[Records from a collection]
○ ○ ○ ○

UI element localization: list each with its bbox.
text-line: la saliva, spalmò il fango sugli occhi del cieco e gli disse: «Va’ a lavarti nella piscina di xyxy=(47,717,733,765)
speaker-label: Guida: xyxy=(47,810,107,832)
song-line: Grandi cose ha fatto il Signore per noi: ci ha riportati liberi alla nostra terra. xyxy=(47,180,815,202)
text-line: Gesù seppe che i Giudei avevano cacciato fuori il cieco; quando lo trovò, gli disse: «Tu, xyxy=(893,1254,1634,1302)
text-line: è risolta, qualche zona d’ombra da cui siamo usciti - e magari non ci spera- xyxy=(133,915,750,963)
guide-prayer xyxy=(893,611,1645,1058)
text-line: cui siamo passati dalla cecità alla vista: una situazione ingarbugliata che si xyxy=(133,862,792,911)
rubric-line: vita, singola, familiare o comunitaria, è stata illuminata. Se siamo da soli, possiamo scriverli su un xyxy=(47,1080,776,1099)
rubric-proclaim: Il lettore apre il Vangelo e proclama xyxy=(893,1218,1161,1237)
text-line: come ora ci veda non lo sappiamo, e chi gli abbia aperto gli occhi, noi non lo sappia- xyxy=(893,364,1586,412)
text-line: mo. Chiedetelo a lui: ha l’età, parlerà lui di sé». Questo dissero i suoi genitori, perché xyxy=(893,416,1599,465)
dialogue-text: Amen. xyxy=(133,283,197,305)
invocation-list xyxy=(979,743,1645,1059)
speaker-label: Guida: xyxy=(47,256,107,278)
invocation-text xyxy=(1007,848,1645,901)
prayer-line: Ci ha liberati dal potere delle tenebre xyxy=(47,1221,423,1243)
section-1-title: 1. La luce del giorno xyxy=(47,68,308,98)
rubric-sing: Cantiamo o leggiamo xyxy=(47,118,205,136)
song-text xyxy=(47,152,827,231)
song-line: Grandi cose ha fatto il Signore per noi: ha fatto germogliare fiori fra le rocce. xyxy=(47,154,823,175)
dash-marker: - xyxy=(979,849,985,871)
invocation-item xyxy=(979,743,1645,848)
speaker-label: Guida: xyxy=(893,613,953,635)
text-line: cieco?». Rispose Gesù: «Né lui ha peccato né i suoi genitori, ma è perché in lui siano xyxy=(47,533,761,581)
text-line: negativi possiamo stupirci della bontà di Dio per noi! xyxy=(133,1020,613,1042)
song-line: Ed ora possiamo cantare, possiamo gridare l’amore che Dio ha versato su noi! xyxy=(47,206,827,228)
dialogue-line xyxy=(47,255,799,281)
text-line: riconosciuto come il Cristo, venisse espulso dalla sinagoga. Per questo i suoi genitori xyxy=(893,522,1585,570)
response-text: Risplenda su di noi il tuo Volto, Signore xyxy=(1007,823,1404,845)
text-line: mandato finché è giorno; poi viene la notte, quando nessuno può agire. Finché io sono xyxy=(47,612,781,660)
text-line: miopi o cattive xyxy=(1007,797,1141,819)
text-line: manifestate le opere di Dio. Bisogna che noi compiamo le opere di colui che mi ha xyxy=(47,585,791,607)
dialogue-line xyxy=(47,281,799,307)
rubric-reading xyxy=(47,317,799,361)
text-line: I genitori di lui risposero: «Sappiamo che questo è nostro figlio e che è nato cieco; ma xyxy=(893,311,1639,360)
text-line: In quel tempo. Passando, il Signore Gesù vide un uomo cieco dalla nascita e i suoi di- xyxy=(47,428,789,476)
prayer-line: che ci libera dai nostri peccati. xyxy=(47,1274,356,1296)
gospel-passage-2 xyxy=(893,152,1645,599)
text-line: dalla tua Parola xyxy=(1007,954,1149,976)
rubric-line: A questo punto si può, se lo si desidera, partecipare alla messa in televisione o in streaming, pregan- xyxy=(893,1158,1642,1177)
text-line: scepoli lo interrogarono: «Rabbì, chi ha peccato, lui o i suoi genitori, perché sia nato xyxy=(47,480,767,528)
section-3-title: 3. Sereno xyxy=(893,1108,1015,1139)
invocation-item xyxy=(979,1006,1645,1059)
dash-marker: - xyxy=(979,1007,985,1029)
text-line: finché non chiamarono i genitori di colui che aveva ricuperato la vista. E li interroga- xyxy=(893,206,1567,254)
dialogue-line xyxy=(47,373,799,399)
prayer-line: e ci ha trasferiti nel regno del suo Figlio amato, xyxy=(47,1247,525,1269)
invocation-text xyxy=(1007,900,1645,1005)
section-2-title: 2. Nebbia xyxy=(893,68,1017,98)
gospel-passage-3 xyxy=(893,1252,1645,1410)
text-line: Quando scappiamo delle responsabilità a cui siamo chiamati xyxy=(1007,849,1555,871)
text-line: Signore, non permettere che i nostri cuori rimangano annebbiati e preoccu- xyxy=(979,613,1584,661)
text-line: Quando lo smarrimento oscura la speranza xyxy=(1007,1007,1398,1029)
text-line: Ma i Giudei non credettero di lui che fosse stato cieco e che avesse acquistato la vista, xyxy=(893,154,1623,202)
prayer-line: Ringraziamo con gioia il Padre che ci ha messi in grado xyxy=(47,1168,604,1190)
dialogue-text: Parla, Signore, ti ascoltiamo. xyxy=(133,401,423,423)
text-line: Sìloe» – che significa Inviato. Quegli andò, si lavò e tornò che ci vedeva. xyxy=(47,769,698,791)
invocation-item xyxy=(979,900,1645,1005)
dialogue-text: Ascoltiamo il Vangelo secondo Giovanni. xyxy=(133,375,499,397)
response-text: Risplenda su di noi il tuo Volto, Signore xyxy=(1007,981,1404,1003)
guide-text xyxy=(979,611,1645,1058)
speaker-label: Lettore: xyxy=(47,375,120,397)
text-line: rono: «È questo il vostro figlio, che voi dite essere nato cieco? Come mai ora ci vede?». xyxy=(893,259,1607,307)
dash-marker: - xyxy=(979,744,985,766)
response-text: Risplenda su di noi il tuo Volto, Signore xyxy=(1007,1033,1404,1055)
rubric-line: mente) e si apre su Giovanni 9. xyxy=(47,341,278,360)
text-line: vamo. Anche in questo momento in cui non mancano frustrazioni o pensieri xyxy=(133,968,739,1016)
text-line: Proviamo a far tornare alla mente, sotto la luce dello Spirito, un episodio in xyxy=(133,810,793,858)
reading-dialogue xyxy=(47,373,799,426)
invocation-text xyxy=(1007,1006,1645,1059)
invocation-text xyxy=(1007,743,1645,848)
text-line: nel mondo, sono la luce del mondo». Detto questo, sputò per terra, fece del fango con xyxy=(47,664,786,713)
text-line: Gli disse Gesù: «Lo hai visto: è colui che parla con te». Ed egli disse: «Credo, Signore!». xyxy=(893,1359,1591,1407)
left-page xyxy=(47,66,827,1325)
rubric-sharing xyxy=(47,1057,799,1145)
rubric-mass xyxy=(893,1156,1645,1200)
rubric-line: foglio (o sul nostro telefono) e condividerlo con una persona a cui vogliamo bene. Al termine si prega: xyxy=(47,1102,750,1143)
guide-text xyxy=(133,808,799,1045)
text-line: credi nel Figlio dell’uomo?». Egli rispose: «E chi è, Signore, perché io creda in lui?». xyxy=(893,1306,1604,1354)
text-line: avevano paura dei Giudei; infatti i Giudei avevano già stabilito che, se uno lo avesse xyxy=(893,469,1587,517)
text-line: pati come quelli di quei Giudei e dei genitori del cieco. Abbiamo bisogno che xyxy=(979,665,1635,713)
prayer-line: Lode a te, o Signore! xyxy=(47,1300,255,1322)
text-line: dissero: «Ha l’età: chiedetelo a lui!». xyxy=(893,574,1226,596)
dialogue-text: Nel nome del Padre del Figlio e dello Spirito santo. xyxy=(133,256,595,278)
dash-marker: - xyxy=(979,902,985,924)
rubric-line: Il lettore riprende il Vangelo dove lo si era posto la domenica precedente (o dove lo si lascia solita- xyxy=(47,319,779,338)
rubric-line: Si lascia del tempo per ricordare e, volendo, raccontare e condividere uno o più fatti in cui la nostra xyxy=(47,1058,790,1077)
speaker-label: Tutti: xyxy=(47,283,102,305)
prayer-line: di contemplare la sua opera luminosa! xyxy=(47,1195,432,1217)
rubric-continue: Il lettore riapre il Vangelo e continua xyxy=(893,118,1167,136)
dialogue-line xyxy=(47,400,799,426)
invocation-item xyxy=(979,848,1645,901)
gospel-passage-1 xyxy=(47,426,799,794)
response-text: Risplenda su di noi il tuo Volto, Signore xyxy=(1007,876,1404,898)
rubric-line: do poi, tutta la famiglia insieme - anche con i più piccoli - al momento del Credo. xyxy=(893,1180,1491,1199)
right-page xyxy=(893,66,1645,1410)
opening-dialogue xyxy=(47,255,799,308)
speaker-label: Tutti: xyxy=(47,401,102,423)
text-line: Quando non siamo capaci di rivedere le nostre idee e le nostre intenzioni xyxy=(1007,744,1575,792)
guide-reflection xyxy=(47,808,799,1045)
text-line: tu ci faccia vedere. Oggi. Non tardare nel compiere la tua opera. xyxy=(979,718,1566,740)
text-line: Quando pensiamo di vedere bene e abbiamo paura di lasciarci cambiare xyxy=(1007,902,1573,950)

○ ○ ○ ○

▶ What to produce
Revise the lines running from the start of the records through the line containing "song-line: Grandi cose ha fatto il Signore per noi: ci", replacing "fango" with "limo" and leaving everything else as it is.

▶ The response
UI element localization: list each with its bbox.
text-line: la saliva, spalmò il limo sugli occhi del cieco e gli disse: «Va’ a lavarti nella piscina di xyxy=(47,717,733,765)
speaker-label: Guida: xyxy=(47,810,107,832)
song-line: Grandi cose ha fatto il Signore per noi: ci ha riportati liberi alla nostra terra. xyxy=(47,180,815,202)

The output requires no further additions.